Pick every line from the data that holds the word "this".

· · · · ·

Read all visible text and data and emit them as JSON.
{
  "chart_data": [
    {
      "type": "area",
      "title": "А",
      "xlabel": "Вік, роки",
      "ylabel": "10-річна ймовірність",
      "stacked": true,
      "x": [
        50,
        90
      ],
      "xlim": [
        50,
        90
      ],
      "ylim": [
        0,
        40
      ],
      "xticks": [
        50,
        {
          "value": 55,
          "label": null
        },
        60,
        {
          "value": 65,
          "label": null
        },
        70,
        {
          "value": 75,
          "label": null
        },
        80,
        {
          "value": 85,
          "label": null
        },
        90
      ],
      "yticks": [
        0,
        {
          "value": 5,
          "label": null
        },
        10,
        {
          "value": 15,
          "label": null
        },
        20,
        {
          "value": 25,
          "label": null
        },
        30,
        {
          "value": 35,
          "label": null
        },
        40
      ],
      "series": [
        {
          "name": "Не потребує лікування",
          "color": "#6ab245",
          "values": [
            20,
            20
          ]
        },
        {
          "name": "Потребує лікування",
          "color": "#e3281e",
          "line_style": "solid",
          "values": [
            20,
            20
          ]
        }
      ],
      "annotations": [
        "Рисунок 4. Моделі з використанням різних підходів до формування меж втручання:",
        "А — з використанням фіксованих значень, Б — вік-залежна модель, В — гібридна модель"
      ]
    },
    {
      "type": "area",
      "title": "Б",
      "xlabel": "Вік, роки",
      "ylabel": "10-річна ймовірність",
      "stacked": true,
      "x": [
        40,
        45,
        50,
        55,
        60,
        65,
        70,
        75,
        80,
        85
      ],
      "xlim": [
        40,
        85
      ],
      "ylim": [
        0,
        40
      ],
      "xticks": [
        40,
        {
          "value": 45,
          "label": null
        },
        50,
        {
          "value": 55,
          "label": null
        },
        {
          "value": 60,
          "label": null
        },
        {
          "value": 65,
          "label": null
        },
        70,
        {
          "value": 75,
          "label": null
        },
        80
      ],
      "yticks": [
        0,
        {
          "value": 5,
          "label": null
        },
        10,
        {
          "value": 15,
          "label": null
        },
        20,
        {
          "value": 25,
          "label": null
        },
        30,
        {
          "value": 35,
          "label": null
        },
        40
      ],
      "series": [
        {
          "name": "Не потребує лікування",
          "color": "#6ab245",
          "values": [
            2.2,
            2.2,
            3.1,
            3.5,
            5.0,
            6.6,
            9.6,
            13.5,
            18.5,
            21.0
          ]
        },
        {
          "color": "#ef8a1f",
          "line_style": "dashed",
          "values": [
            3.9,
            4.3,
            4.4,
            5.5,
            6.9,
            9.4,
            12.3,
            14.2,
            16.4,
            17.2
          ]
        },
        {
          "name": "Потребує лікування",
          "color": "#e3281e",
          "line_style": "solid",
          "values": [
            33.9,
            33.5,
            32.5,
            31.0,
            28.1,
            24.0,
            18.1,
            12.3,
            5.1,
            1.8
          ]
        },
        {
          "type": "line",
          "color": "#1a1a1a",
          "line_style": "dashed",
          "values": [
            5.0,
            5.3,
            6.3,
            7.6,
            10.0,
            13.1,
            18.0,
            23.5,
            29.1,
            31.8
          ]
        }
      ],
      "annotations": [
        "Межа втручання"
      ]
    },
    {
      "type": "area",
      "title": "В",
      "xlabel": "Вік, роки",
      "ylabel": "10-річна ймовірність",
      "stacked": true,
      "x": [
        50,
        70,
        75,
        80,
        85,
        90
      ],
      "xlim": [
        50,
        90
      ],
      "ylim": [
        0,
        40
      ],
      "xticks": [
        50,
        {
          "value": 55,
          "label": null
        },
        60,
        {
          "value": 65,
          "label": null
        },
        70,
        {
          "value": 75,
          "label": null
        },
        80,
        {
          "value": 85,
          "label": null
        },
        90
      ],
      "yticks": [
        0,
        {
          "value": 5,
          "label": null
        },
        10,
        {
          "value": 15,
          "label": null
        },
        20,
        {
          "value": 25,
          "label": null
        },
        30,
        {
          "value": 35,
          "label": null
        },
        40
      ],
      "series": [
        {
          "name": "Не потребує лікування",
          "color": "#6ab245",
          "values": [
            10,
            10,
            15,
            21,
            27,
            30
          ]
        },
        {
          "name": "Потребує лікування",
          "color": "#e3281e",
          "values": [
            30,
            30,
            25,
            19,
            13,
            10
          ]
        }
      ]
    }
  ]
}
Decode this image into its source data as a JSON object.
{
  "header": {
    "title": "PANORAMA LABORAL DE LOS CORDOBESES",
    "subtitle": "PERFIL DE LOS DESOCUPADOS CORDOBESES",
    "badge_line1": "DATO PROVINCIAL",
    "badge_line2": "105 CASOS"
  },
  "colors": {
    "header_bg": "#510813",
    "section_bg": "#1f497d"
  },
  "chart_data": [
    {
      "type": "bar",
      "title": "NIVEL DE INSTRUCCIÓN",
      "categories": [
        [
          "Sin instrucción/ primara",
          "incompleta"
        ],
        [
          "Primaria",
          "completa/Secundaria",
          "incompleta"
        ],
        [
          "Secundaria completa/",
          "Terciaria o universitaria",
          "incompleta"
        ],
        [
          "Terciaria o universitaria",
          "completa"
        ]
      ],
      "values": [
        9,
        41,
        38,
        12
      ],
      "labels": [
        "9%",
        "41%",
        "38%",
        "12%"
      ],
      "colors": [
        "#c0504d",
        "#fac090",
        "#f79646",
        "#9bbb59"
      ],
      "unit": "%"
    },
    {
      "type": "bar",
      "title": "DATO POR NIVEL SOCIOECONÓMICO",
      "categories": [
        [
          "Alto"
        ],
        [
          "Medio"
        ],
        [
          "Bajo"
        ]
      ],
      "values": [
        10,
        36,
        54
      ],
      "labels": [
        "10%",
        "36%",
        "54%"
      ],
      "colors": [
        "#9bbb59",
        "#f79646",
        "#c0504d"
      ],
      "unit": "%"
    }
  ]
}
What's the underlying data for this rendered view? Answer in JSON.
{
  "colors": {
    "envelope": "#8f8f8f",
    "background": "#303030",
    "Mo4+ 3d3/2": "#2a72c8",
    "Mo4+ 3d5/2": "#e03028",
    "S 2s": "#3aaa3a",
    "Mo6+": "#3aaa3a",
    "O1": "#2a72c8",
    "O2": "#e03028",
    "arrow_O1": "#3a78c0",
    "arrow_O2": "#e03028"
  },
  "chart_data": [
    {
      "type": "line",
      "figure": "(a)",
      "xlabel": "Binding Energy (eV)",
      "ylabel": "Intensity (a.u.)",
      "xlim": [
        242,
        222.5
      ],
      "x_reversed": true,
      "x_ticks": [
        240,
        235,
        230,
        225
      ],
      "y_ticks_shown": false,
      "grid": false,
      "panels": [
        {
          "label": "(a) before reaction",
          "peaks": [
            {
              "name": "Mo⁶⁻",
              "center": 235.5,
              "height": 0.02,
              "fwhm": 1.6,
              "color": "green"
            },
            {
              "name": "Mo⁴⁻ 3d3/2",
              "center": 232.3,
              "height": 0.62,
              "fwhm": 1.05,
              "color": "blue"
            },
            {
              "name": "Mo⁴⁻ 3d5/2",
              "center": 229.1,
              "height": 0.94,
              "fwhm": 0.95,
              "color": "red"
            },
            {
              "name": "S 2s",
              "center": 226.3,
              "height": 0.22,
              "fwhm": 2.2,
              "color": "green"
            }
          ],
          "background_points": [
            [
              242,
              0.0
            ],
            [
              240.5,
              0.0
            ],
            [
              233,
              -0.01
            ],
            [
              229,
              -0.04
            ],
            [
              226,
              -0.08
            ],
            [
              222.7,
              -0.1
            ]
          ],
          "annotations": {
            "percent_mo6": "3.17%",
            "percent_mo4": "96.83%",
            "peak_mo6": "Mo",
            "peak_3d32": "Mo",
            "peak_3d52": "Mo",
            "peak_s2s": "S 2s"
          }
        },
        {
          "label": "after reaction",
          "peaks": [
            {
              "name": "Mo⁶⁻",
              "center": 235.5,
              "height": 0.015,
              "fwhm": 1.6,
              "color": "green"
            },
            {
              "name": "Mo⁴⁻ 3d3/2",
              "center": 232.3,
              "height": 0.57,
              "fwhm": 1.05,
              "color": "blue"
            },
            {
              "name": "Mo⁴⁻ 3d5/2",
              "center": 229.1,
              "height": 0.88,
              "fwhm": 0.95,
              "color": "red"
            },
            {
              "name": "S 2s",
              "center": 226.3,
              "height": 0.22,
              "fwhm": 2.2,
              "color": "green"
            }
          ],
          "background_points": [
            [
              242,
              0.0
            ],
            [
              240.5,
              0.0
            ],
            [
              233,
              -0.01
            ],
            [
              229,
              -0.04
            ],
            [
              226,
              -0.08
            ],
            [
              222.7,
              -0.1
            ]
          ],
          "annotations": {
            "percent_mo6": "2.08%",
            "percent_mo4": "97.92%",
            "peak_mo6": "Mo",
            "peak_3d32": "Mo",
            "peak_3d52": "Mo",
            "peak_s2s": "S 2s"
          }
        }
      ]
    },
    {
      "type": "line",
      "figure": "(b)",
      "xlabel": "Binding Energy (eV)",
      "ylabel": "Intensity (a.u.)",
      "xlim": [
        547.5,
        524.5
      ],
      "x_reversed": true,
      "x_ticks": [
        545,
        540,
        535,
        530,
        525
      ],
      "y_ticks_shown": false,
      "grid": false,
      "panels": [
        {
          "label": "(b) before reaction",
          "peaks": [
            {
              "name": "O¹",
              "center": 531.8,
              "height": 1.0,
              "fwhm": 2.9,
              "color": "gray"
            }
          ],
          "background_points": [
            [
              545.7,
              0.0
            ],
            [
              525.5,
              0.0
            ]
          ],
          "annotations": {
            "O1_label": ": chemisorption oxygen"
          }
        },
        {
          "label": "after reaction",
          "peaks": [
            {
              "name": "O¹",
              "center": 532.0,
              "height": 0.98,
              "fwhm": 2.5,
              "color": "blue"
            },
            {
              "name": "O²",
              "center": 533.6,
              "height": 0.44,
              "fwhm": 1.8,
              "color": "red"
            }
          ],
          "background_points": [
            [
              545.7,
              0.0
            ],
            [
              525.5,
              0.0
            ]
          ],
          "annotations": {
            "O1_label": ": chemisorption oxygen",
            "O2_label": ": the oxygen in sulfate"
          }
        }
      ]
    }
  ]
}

· · · · ·

OUTPUT BELOW:
Decode this image into its source data as a JSON object.
What's the underlying data for this rendered view? Answer in JSON.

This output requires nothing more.